===== Exercise data

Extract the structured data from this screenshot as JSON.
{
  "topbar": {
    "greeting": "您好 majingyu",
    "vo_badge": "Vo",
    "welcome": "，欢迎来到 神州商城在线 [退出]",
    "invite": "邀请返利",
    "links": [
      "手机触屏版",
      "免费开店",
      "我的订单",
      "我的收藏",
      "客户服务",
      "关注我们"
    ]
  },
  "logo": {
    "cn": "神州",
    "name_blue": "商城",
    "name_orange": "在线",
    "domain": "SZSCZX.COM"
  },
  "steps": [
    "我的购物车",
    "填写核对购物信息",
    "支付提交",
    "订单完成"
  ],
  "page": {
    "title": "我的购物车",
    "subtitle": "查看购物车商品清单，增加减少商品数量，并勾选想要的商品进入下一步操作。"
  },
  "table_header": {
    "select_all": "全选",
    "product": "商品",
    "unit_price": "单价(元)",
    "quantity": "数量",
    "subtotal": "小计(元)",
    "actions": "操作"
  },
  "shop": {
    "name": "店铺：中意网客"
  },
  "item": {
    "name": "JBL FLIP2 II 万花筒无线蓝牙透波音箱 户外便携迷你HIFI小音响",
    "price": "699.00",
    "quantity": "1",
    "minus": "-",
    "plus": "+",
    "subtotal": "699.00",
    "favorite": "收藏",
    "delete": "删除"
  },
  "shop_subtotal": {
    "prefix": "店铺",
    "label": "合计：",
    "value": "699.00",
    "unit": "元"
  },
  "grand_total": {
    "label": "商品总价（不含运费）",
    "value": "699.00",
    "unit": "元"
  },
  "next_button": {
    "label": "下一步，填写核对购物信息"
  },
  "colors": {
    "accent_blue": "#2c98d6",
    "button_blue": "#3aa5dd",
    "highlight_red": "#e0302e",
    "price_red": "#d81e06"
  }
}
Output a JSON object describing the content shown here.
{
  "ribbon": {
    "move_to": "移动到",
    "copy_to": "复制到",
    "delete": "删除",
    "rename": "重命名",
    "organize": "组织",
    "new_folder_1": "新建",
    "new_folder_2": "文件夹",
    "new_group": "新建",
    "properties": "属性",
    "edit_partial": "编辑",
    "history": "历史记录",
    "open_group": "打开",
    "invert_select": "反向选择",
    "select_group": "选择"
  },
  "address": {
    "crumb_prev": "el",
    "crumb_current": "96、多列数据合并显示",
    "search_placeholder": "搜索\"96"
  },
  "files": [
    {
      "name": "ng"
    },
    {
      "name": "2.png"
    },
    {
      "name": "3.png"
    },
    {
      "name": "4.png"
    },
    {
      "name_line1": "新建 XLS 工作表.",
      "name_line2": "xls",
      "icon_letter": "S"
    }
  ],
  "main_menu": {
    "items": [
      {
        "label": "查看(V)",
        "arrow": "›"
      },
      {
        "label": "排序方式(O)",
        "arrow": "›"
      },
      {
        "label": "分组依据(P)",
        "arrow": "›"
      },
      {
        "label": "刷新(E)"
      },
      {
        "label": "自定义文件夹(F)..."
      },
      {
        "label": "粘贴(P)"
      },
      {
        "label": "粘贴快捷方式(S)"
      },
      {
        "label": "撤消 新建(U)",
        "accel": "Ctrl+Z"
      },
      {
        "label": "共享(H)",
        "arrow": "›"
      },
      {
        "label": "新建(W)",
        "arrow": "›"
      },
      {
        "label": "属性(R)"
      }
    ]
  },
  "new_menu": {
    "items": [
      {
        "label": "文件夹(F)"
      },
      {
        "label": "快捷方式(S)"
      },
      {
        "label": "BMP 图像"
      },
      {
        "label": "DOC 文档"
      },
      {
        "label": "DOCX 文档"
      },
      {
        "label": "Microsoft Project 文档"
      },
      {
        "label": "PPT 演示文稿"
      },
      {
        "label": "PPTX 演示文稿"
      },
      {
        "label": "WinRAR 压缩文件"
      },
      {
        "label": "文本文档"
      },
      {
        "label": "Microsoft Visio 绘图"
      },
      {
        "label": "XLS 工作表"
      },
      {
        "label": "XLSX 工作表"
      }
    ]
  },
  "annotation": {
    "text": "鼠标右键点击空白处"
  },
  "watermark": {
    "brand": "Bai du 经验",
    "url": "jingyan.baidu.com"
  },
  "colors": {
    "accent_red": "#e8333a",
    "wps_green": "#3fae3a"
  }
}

==========

### What you have to do
Set down each entry again, unchanged.

### Solution to the exercise
Extract the structured data from this screenshot as JSON.
{
  "topbar": {
    "greeting": "您好 majingyu",
    "vo_badge": "Vo",
    "welcome": "，欢迎来到 神州商城在线 [退出]",
    "invite": "邀请返利",
    "links": [
      "手机触屏版",
      "免费开店",
      "我的订单",
      "我的收藏",
      "客户服务",
      "关注我们"
    ]
  },
  "logo": {
    "cn": "神州",
    "name_blue": "商城",
    "name_orange": "在线",
    "domain": "SZSCZX.COM"
  },
  "steps": [
    "我的购物车",
    "填写核对购物信息",
    "支付提交",
    "订单完成"
  ],
  "page": {
    "title": "我的购物车",
    "subtitle": "查看购物车商品清单，增加减少商品数量，并勾选想要的商品进入下一步操作。"
  },
  "table_header": {
    "select_all": "全选",
    "product": "商品",
    "unit_price": "单价(元)",
    "quantity": "数量",
    "subtotal": "小计(元)",
    "actions": "操作"
  },
  "shop": {
    "name": "店铺：中意网客"
  },
  "item": {
    "name": "JBL FLIP2 II 万花筒无线蓝牙透波音箱 户外便携迷你HIFI小音响",
    "price": "699.00",
    "quantity": "1",
    "minus": "-",
    "plus": "+",
    "subtotal": "699.00",
    "favorite": "收藏",
    "delete": "删除"
  },
  "shop_subtotal": {
    "prefix": "店铺",
    "label": "合计：",
    "value": "699.00",
    "unit": "元"
  },
  "grand_total": {
    "label": "商品总价（不含运费）",
    "value": "699.00",
    "unit": "元"
  },
  "next_button": {
    "label": "下一步，填写核对购物信息"
  },
  "colors": {
    "accent_blue": "#2c98d6",
    "button_blue": "#3aa5dd",
    "highlight_red": "#e0302e",
    "price_red": "#d81e06"
  }
}
Output a JSON object describing the content shown here.
{
  "ribbon": {
    "move_to": "移动到",
    "copy_to": "复制到",
    "delete": "删除",
    "rename": "重命名",
    "organize": "组织",
    "new_folder_1": "新建",
    "new_folder_2": "文件夹",
    "new_group": "新建",
    "properties": "属性",
    "edit_partial": "编辑",
    "history": "历史记录",
    "open_group": "打开",
    "invert_select": "反向选择",
    "select_group": "选择"
  },
  "address": {
    "crumb_prev": "el",
    "crumb_current": "96、多列数据合并显示",
    "search_placeholder": "搜索\"96"
  },
  "files": [
    {
      "name": "ng"
    },
    {
      "name": "2.png"
    },
    {
      "name": "3.png"
    },
    {
      "name": "4.png"
    },
    {
      "name_line1": "新建 XLS 工作表.",
      "name_line2": "xls",
      "icon_letter": "S"
    }
  ],
  "main_menu": {
    "items": [
      {
        "label": "查看(V)",
        "arrow": "›"
      },
      {
        "label": "排序方式(O)",
        "arrow": "›"
      },
      {
        "label": "分组依据(P)",
        "arrow": "›"
      },
      {
        "label": "刷新(E)"
      },
      {
        "label": "自定义文件夹(F)..."
      },
      {
        "label": "粘贴(P)"
      },
      {
        "label": "粘贴快捷方式(S)"
      },
      {
        "label": "撤消 新建(U)",
        "accel": "Ctrl+Z"
      },
      {
        "label": "共享(H)",
        "arrow": "›"
      },
      {
        "label": "新建(W)",
        "arrow": "›"
      },
      {
        "label": "属性(R)"
      }
    ]
  },
  "new_menu": {
    "items": [
      {
        "label": "文件夹(F)"
      },
      {
        "label": "快捷方式(S)"
      },
      {
        "label": "BMP 图像"
      },
      {
        "label": "DOC 文档"
      },
      {
        "label": "DOCX 文档"
      },
      {
        "label": "Microsoft Project 文档"
      },
      {
        "label": "PPT 演示文稿"
      },
      {
        "label": "PPTX 演示文稿"
      },
      {
        "label": "WinRAR 压缩文件"
      },
      {
        "label": "文本文档"
      },
      {
        "label": "Microsoft Visio 绘图"
      },
      {
        "label": "XLS 工作表"
      },
      {
        "label": "XLSX 工作表"
      }
    ]
  },
  "annotation": {
    "text": "鼠标右键点击空白处"
  },
  "watermark": {
    "brand": "Bai du 经验",
    "url": "jingyan.baidu.com"
  },
  "colors": {
    "accent_red": "#e8333a",
    "wps_green": "#3fae3a"
  }
}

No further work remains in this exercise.